● **Material provided**

------------------------------------------------

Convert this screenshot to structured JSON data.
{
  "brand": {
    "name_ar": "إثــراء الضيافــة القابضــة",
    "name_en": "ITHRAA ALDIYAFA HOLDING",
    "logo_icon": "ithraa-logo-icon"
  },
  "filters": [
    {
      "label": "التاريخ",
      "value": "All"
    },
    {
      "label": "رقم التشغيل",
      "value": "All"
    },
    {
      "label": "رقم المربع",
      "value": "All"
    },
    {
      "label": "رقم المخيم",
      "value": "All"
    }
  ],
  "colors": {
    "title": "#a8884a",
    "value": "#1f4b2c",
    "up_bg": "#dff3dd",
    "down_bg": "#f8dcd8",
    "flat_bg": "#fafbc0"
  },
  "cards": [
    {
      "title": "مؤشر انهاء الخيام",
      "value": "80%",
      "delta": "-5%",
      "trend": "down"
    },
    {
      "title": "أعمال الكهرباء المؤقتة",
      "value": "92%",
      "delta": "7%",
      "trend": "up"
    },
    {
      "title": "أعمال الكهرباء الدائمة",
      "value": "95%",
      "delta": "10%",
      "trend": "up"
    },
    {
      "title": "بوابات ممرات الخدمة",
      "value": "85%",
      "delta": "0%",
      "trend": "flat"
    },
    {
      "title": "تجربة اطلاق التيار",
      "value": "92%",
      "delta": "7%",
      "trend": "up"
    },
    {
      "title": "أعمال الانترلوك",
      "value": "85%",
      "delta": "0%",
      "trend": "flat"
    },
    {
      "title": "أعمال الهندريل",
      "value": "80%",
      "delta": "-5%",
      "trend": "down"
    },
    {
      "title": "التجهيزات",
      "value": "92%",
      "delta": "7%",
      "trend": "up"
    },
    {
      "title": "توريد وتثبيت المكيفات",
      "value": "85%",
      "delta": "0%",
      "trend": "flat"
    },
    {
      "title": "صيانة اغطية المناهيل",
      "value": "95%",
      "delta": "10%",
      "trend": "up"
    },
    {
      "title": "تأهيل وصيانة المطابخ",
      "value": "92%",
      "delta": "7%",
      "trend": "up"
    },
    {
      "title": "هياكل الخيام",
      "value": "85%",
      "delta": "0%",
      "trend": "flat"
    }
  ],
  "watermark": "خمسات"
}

------------------------------------------------

● **Exercise instructions**
Of the lines above, how many include the word "الخيام"? Reply with the number only.

● **Response to the exercise**
2